▶ [Source records]:

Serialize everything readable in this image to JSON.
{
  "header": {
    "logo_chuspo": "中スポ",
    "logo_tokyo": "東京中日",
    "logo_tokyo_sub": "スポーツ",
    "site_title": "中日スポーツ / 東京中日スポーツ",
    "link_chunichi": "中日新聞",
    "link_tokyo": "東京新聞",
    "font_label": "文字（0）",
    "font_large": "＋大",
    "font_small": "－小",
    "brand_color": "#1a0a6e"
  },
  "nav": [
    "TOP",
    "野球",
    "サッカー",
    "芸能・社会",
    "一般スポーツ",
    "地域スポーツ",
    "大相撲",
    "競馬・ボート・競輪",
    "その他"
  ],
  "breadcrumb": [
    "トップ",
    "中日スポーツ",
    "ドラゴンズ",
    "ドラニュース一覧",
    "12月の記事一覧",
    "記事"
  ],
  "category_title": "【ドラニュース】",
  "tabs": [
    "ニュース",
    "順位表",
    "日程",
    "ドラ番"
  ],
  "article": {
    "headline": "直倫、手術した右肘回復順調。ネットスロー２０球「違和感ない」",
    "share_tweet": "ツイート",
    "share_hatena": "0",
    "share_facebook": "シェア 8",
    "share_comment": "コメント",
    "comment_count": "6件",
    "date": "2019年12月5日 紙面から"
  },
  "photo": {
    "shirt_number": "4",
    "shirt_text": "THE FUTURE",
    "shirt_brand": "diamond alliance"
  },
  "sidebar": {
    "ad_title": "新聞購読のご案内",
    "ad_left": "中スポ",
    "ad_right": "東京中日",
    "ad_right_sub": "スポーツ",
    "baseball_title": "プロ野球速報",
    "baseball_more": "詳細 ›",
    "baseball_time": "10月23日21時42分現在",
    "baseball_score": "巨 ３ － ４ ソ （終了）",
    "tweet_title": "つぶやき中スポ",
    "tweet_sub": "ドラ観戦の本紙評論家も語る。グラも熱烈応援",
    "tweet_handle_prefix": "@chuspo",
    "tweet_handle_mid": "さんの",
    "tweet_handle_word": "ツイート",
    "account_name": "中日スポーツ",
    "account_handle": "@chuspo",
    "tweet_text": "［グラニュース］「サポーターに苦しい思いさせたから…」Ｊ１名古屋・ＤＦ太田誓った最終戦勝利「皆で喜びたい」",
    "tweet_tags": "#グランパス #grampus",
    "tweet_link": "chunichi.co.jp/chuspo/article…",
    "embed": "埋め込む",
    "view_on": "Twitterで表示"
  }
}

▶ [Goal]: Reproduce all of the data exactly as given.

▶ [Result]:
Serialize everything readable in this image to JSON.
{
  "header": {
    "logo_chuspo": "中スポ",
    "logo_tokyo": "東京中日",
    "logo_tokyo_sub": "スポーツ",
    "site_title": "中日スポーツ / 東京中日スポーツ",
    "link_chunichi": "中日新聞",
    "link_tokyo": "東京新聞",
    "font_label": "文字（0）",
    "font_large": "＋大",
    "font_small": "－小",
    "brand_color": "#1a0a6e"
  },
  "nav": [
    "TOP",
    "野球",
    "サッカー",
    "芸能・社会",
    "一般スポーツ",
    "地域スポーツ",
    "大相撲",
    "競馬・ボート・競輪",
    "その他"
  ],
  "breadcrumb": [
    "トップ",
    "中日スポーツ",
    "ドラゴンズ",
    "ドラニュース一覧",
    "12月の記事一覧",
    "記事"
  ],
  "category_title": "【ドラニュース】",
  "tabs": [
    "ニュース",
    "順位表",
    "日程",
    "ドラ番"
  ],
  "article": {
    "headline": "直倫、手術した右肘回復順調。ネットスロー２０球「違和感ない」",
    "share_tweet": "ツイート",
    "share_hatena": "0",
    "share_facebook": "シェア 8",
    "share_comment": "コメント",
    "comment_count": "6件",
    "date": "2019年12月5日 紙面から"
  },
  "photo": {
    "shirt_number": "4",
    "shirt_text": "THE FUTURE",
    "shirt_brand": "diamond alliance"
  },
  "sidebar": {
    "ad_title": "新聞購読のご案内",
    "ad_left": "中スポ",
    "ad_right": "東京中日",
    "ad_right_sub": "スポーツ",
    "baseball_title": "プロ野球速報",
    "baseball_more": "詳細 ›",
    "baseball_time": "10月23日21時42分現在",
    "baseball_score": "巨 ３ － ４ ソ （終了）",
    "tweet_title": "つぶやき中スポ",
    "tweet_sub": "ドラ観戦の本紙評論家も語る。グラも熱烈応援",
    "tweet_handle_prefix": "@chuspo",
    "tweet_handle_mid": "さんの",
    "tweet_handle_word": "ツイート",
    "account_name": "中日スポーツ",
    "account_handle": "@chuspo",
    "tweet_text": "［グラニュース］「サポーターに苦しい思いさせたから…」Ｊ１名古屋・ＤＦ太田誓った最終戦勝利「皆で喜びたい」",
    "tweet_tags": "#グランパス #grampus",
    "tweet_link": "chunichi.co.jp/chuspo/article…",
    "embed": "埋め込む",
    "view_on": "Twitterで表示"
  }
}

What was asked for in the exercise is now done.